» TO DO: Report how many lines contain the word "中华人民共和国主席"; answer with the number only.

» RECORDS PROVIDED:
____
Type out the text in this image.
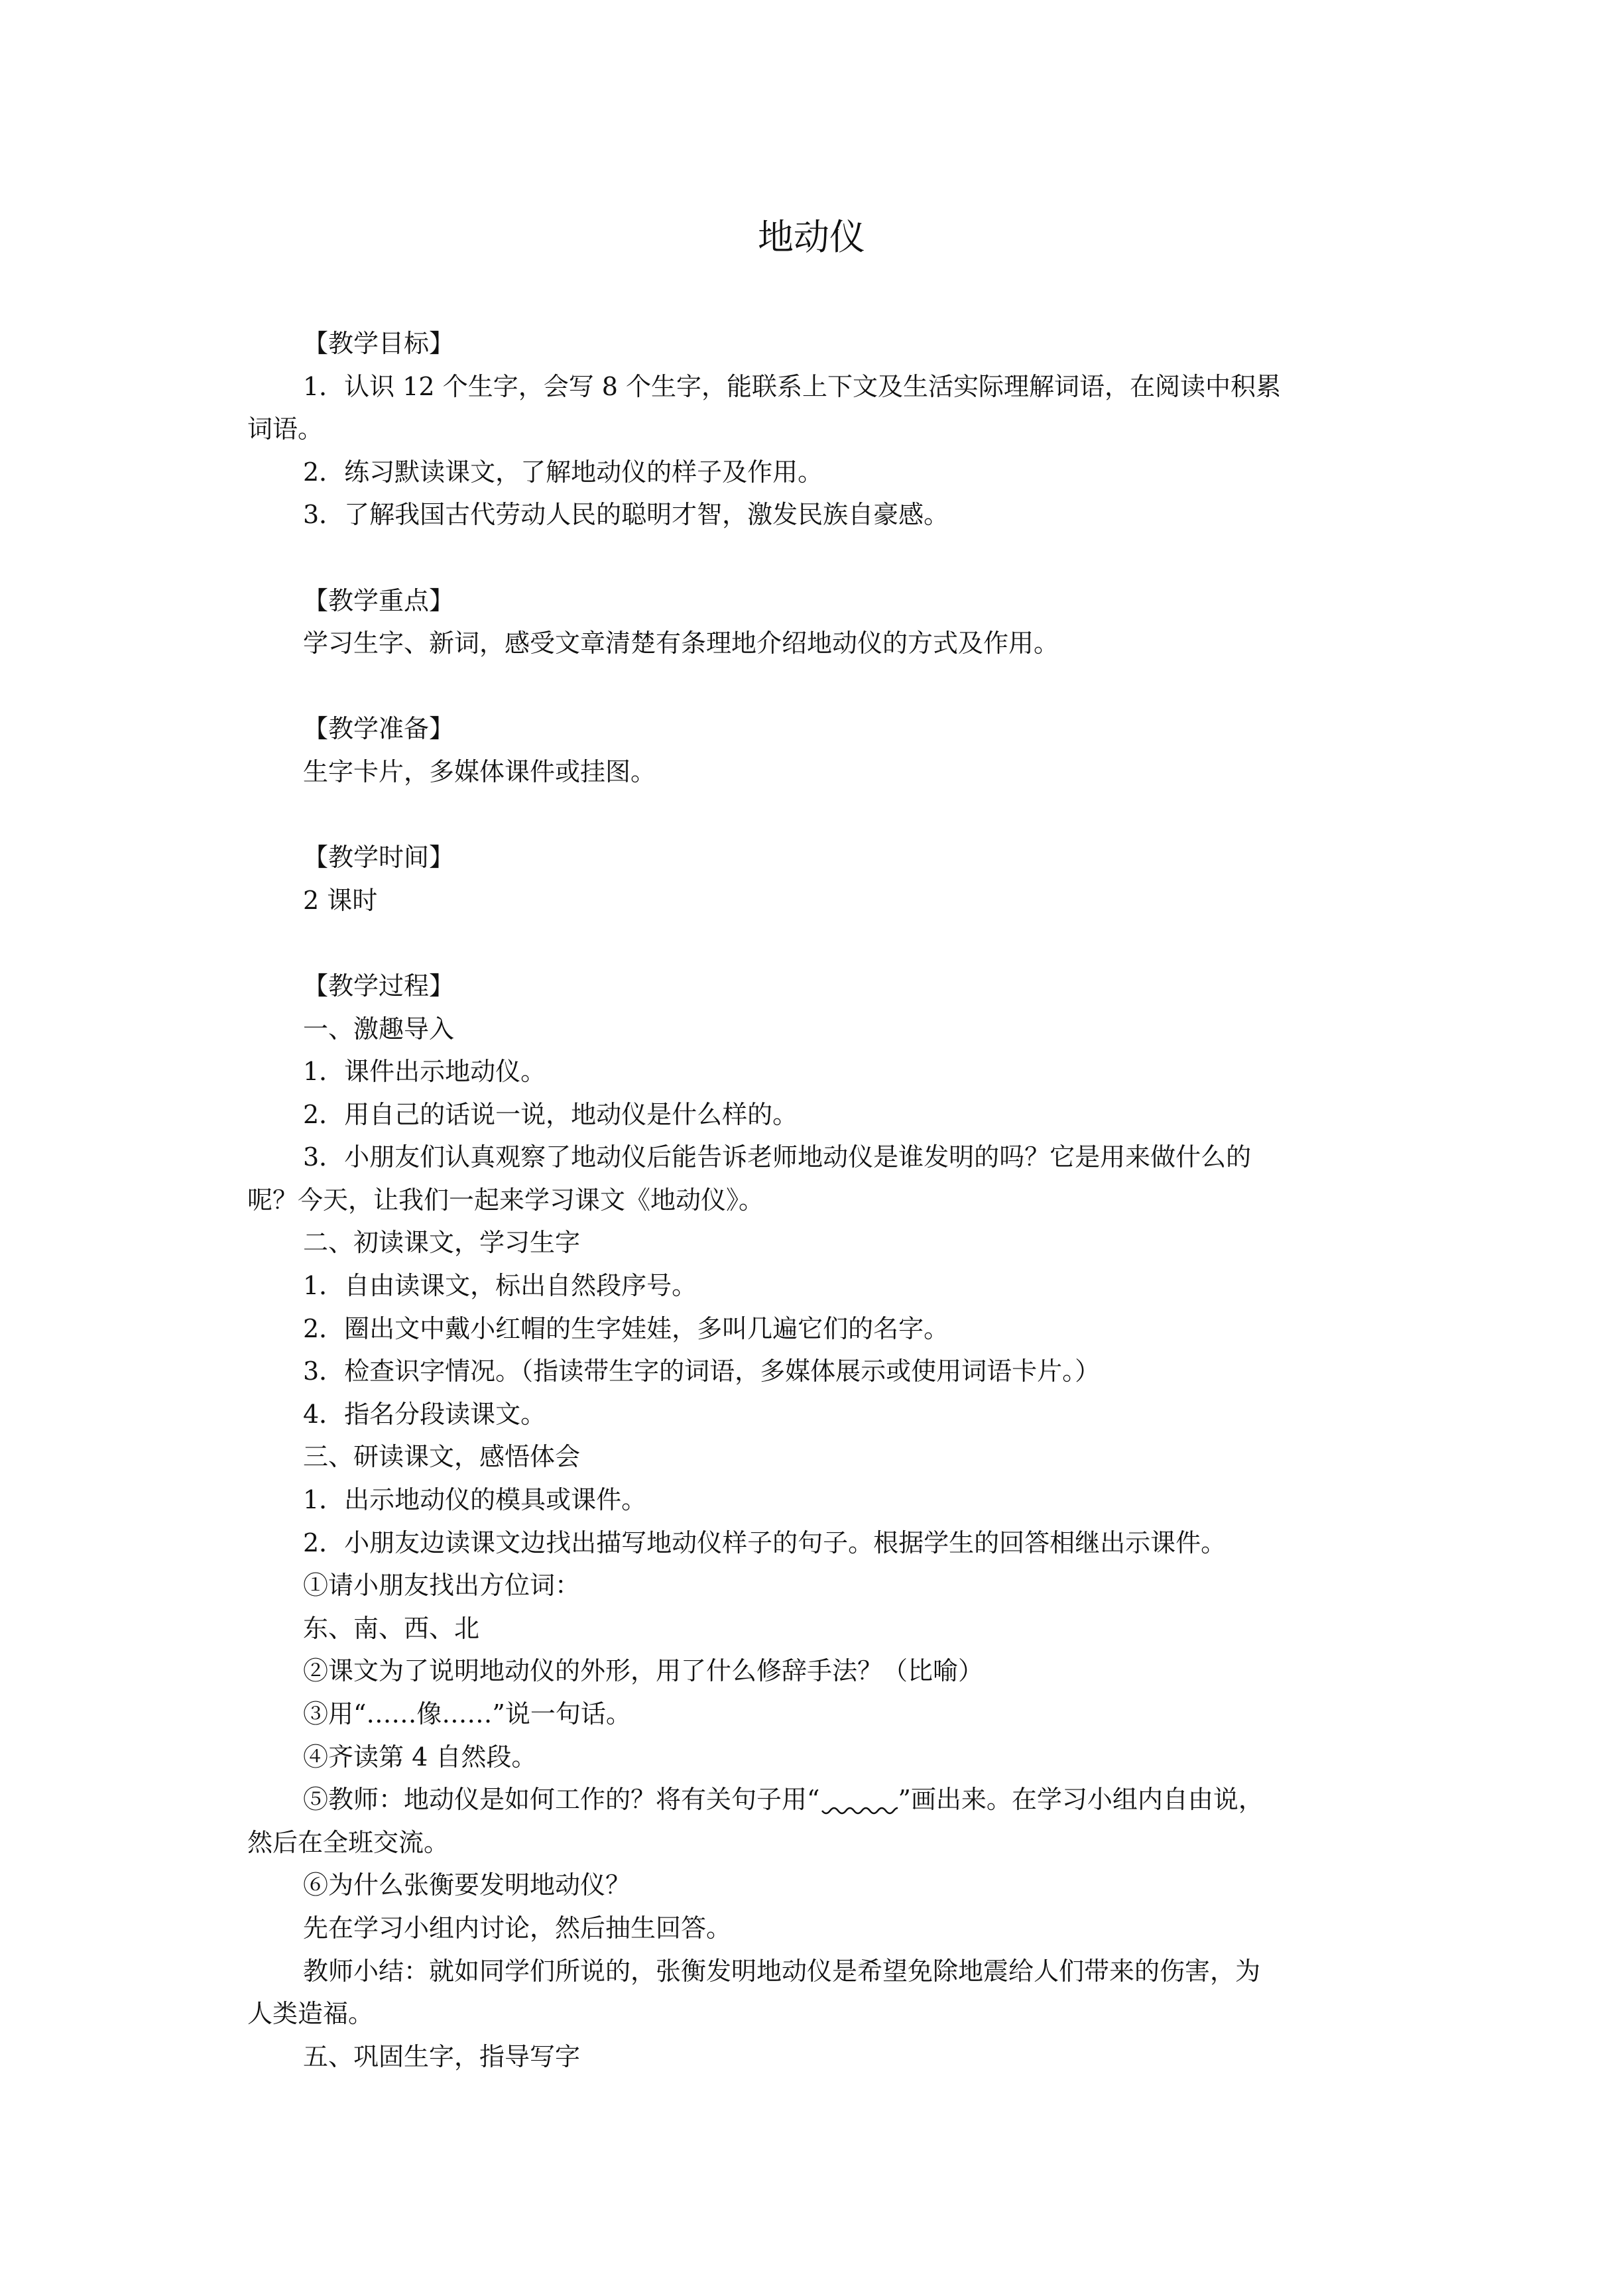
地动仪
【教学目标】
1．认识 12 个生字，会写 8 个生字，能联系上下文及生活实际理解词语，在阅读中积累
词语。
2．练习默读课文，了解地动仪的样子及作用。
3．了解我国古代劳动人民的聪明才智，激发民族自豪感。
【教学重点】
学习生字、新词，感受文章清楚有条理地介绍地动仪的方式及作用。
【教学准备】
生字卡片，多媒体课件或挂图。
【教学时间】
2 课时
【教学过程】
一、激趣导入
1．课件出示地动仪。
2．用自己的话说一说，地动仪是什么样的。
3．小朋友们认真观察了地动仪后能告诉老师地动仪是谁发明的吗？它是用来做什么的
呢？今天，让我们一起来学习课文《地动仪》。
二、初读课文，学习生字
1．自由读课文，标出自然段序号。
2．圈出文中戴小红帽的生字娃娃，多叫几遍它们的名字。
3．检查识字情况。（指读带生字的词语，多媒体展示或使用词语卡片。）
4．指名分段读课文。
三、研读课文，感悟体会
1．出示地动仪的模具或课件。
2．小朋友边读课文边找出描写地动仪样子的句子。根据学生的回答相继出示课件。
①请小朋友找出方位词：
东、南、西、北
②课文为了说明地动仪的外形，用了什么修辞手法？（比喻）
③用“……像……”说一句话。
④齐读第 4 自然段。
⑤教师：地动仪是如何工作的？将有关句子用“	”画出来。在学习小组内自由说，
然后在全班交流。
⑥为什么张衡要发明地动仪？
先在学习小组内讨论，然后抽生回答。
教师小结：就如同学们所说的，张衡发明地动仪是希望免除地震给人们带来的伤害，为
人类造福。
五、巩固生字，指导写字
____
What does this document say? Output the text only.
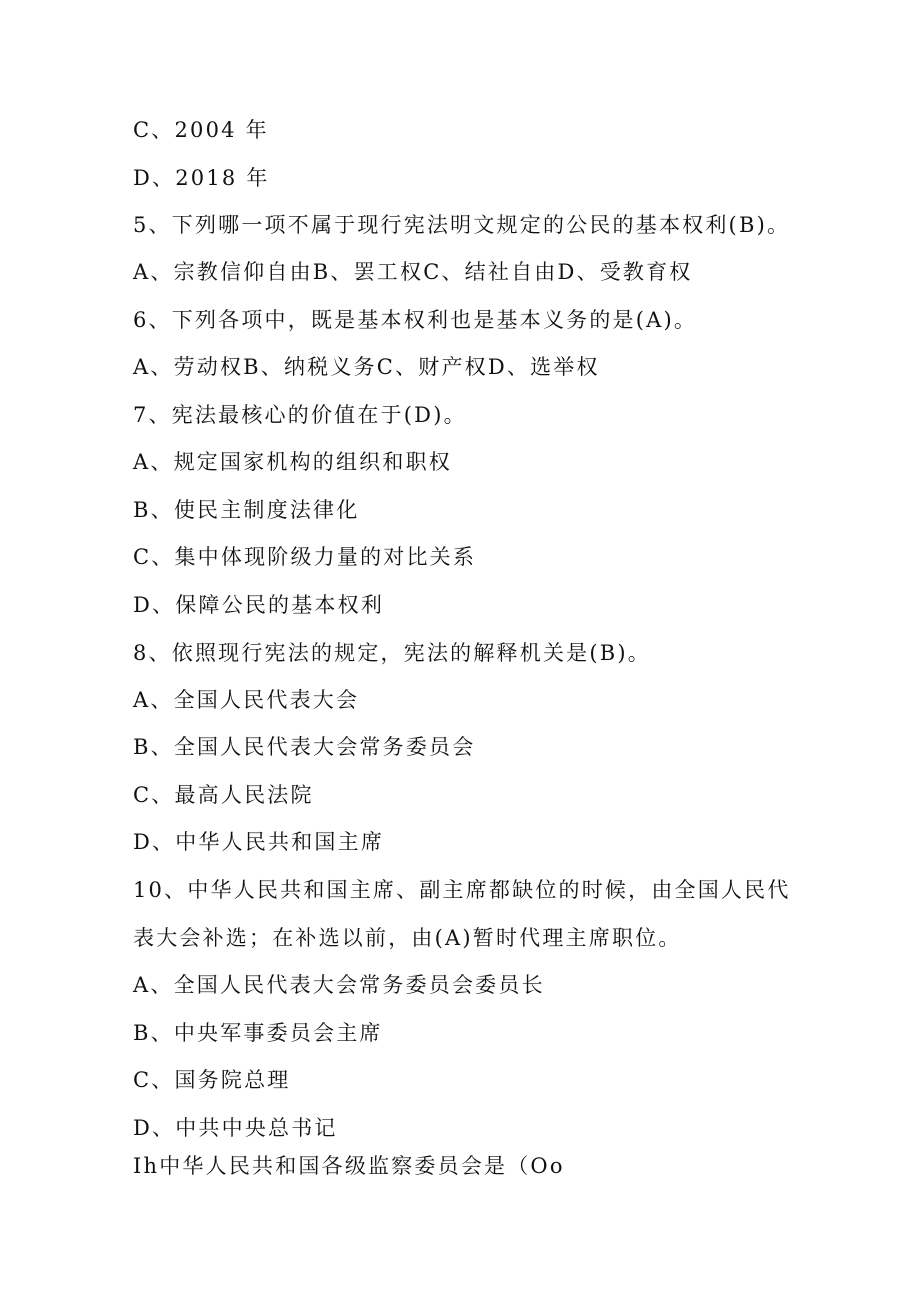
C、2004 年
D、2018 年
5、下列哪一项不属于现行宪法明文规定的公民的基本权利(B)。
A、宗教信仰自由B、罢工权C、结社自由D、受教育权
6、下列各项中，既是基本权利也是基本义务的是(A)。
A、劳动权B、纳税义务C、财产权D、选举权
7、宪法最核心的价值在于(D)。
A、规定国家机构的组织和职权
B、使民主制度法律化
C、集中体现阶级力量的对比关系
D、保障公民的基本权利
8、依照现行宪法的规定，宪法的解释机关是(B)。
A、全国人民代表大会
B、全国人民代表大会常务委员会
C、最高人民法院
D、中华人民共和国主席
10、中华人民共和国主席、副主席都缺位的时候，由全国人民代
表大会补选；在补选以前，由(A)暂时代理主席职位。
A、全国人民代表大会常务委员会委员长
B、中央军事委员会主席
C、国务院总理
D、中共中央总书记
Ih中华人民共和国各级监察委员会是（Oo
____
» ANSWER TO THIS EXERCISE: 2